**REQUIRED TASK:** Identify the lines containing the word "служит". Copy each one.

---*---

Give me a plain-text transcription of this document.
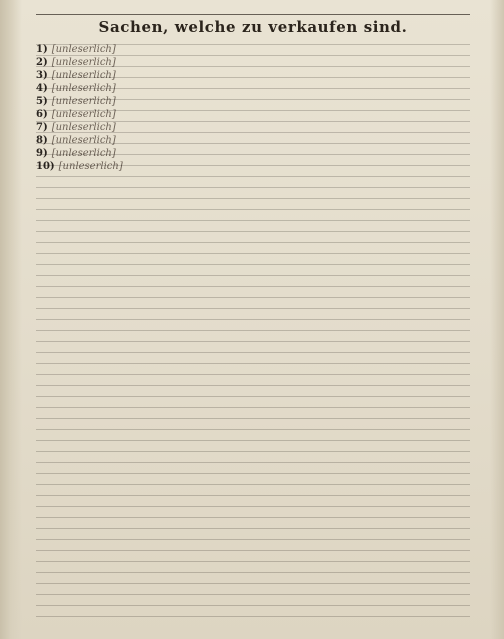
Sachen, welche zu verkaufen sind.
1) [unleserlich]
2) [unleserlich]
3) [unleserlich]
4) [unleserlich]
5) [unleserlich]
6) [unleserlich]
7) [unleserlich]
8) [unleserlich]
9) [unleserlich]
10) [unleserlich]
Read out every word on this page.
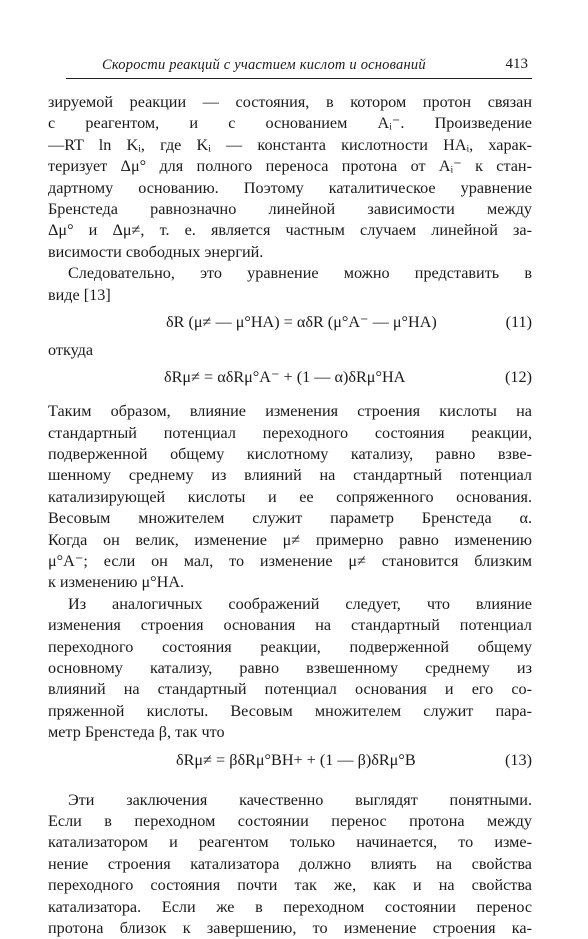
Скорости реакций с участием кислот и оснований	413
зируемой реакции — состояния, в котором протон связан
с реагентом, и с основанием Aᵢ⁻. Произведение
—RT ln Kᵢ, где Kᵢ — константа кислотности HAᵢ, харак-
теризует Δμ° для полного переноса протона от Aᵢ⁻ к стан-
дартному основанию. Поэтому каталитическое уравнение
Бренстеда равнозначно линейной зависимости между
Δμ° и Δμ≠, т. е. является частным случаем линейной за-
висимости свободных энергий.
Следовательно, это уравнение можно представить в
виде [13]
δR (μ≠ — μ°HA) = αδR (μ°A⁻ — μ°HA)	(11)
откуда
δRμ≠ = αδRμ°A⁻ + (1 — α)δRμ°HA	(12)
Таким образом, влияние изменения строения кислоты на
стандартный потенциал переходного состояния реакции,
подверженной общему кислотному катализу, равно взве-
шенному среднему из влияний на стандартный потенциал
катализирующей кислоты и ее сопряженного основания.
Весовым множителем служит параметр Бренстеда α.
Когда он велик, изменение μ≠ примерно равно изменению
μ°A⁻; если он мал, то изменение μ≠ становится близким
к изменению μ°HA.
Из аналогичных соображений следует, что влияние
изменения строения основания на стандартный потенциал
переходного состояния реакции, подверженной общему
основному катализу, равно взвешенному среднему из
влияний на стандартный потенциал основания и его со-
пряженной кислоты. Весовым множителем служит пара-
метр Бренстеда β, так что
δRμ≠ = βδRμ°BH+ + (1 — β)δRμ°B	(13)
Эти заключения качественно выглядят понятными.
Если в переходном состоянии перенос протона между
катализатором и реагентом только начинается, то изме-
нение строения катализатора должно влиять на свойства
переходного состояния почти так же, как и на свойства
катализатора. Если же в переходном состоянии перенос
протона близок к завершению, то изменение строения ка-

---*---

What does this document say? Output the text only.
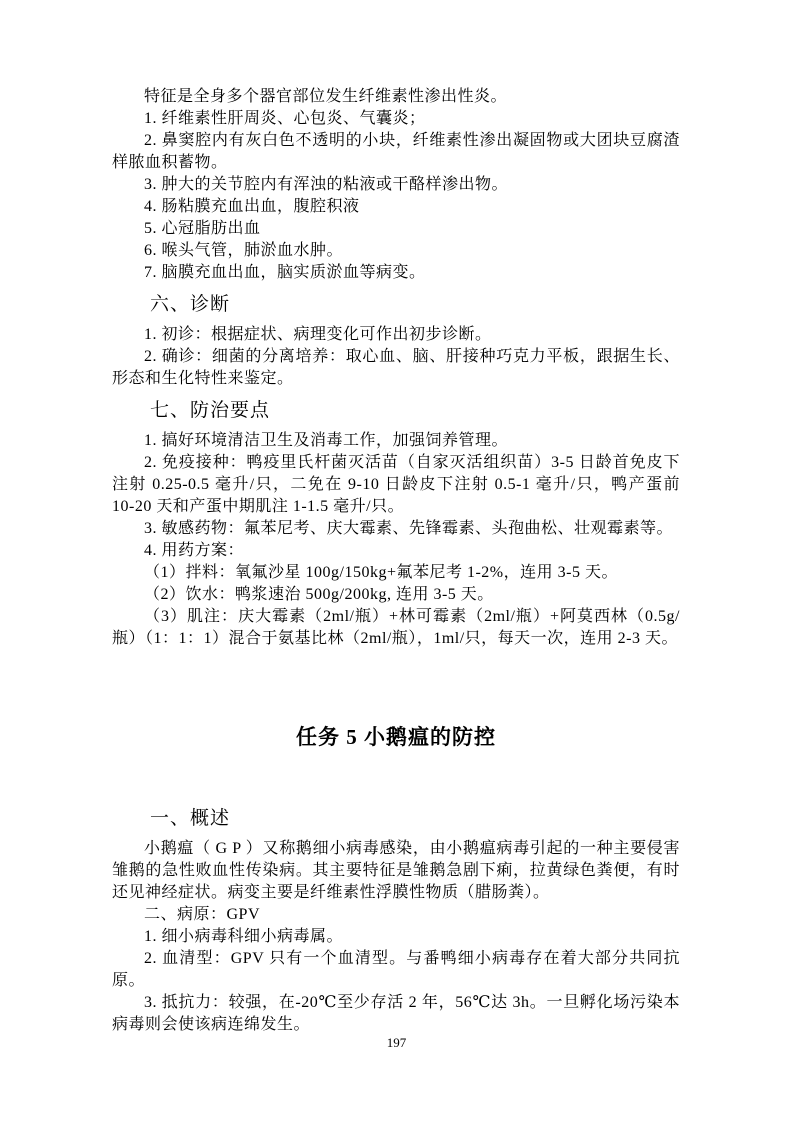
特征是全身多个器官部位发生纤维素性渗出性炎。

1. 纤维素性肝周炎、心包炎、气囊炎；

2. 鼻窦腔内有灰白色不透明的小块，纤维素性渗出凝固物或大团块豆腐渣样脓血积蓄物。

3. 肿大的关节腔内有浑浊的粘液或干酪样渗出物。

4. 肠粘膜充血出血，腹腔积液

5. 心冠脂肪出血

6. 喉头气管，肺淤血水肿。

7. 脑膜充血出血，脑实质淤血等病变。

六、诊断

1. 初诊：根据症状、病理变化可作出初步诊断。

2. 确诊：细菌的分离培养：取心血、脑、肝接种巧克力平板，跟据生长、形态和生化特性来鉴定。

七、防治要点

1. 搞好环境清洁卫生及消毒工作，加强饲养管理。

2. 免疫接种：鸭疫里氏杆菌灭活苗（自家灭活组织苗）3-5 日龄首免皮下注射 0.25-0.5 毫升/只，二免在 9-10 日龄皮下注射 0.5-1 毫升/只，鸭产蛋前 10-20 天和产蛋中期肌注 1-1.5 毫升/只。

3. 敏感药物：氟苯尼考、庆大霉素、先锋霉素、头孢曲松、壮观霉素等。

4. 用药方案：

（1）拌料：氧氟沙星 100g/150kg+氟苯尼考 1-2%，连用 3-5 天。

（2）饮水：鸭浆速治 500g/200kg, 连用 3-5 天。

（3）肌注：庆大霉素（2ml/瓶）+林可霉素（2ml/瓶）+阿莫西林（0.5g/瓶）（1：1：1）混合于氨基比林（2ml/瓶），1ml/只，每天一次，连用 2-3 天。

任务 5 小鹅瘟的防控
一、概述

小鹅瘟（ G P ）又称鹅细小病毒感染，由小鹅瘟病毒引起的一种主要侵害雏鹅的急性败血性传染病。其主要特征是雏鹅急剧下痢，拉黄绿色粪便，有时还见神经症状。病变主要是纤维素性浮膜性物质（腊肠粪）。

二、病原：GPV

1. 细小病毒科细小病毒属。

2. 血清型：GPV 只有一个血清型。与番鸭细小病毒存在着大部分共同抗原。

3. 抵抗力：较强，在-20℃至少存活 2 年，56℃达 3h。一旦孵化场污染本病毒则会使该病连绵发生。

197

---*---

**ANSWER TO THIS TASK:**
Весовым множителем служит параметр Бренстеда α.
пряженной кислоты. Весовым множителем служит пара-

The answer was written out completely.